**WHAT THE EXERCISE ASKS**: Scan the data below. Pull out each line where "Sjöbergs" occurs.

─── RECORDS FOR THIS TASK

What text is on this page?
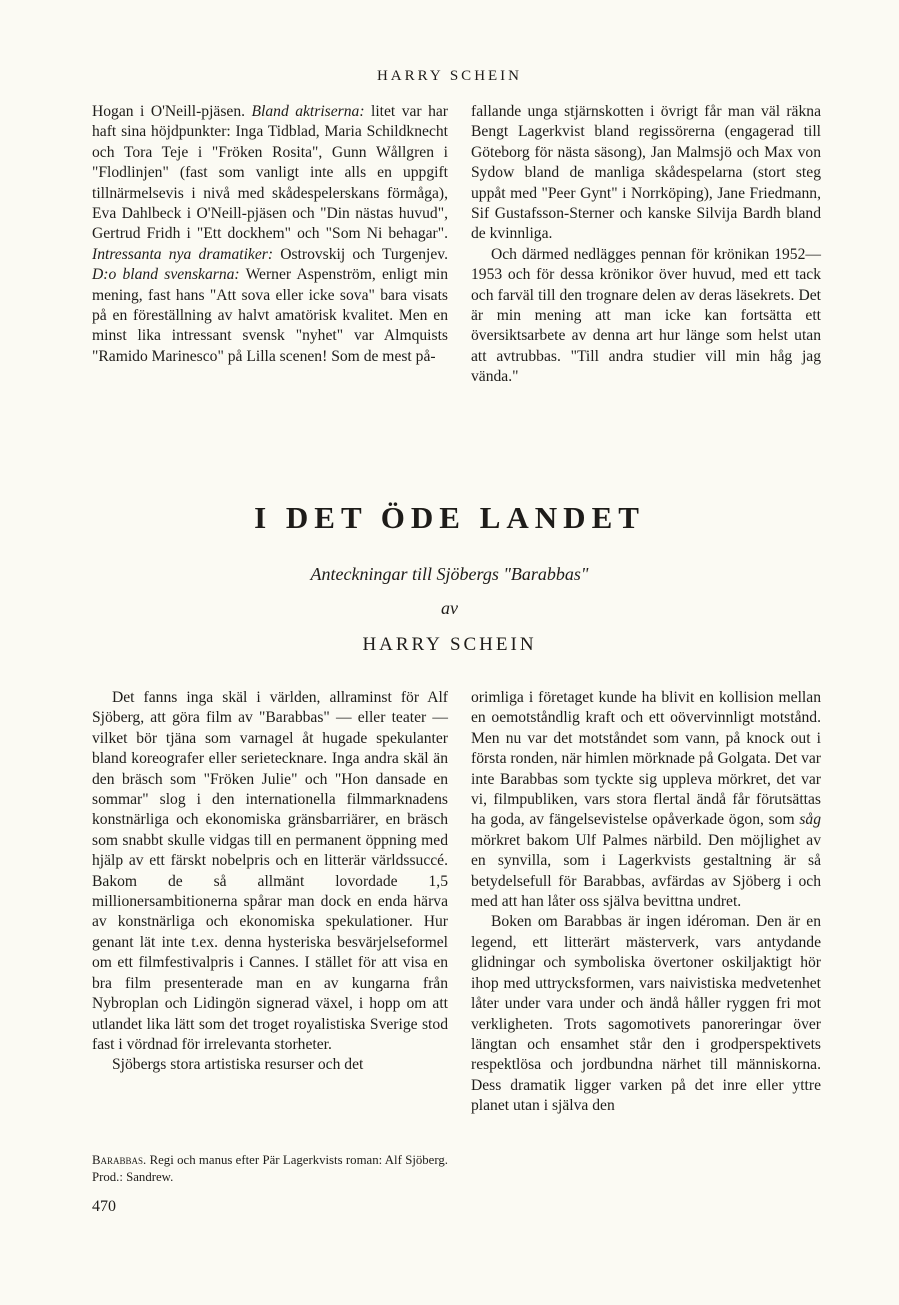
HARRY SCHEIN

Hogan i O'Neill-pjäsen. Bland aktriserna: litet var har haft sina höjdpunkter: Inga Tidblad, Maria Schildknecht och Tora Teje i "Fröken Rosita", Gunn Wållgren i "Flodlinjen" (fast som vanligt inte alls en uppgift tillnärmelsevis i nivå med skådespelerskans förmåga), Eva Dahlbeck i O'Neill-pjäsen och "Din nästas huvud", Gertrud Fridh i "Ett dockhem" och "Som Ni behagar". Intressanta nya dramatiker: Ostrovskij och Turgenjev. D:o bland svenskarna: Werner Aspenström, enligt min mening, fast hans "Att sova eller icke sova" bara visats på en föreställning av halvt amatörisk kvalitet. Men en minst lika intressant svensk "nyhet" var Almquists "Ramido Marinesco" på Lilla scenen! Som de mest på-

fallande unga stjärnskotten i övrigt får man väl räkna Bengt Lagerkvist bland regissörerna (engagerad till Göteborg för nästa säsong), Jan Malmsjö och Max von Sydow bland de manliga skådespelarna (stort steg uppåt med "Peer Gynt" i Norrköping), Jane Friedmann, Sif Gustafsson-Sterner och kanske Silvija Bardh bland de kvinnliga.

Och därmed nedlägges pennan för krönikan 1952—1953 och för dessa krönikor över huvud, med ett tack och farväl till den trognare delen av deras läsekrets. Det är min mening att man icke kan fortsätta ett översiktsarbete av denna art hur länge som helst utan att avtrubbas. "Till andra studier vill min håg jag vända."

I DET ÖDE LANDET
Anteckningar till Sjöbergs "Barabbas"
av
HARRY SCHEIN

Det fanns inga skäl i världen, allraminst för Alf Sjöberg, att göra film av "Barabbas" — eller teater — vilket bör tjäna som varnagel åt hugade spekulanter bland koreografer eller serietecknare. Inga andra skäl än den bräsch som "Fröken Julie" och "Hon dansade en sommar" slog i den internationella filmmarknadens konstnärliga och ekonomiska gränsbarriärer, en bräsch som snabbt skulle vidgas till en permanent öppning med hjälp av ett färskt nobelpris och en litterär världssuccé. Bakom de så allmänt lovordade 1,5 millionersambitionerna spårar man dock en enda härva av konstnärliga och ekonomiska spekulationer. Hur genant lät inte t.ex. denna hysteriska besvärjelseformel om ett filmfestivalpris i Cannes. I stället för att visa en bra film presenterade man en av kungarna från Nybroplan och Lidingön signerad växel, i hopp om att utlandet lika lätt som det troget royalistiska Sverige stod fast i vördnad för irrelevanta storheter.

Sjöbergs stora artistiska resurser och det

Barabbas. Regi och manus efter Pär Lagerkvists roman: Alf Sjöberg. Prod.: Sandrew.

orimliga i företaget kunde ha blivit en kollision mellan en oemotståndlig kraft och ett oövervinnligt motstånd. Men nu var det motståndet som vann, på knock out i första ronden, när himlen mörknade på Golgata. Det var inte Barabbas som tyckte sig uppleva mörkret, det var vi, filmpubliken, vars stora flertal ändå får förutsättas ha goda, av fängelsevistelse opåverkade ögon, som såg mörkret bakom Ulf Palmes närbild. Den möjlighet av en synvilla, som i Lagerkvists gestaltning är så betydelsefull för Barabbas, avfärdas av Sjöberg i och med att han låter oss själva bevittna undret.

Boken om Barabbas är ingen idéroman. Den är en legend, ett litterärt mästerverk, vars antydande glidningar och symboliska övertoner oskiljaktigt hör ihop med uttrycksformen, vars naivistiska medvetenhet låter under vara under och ändå håller ryggen fri mot verkligheten. Trots sagomotivets panoreringar över längtan och ensamhet står den i grodperspektivets respektlösa och jordbundna närhet till människorna. Dess dramatik ligger varken på det inre eller yttre planet utan i själva den

470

──────

**EXERCISE RESULT**:
Anteckningar till Sjöbergs "Barabbas"
Sjöbergs stora artistiska resurser och det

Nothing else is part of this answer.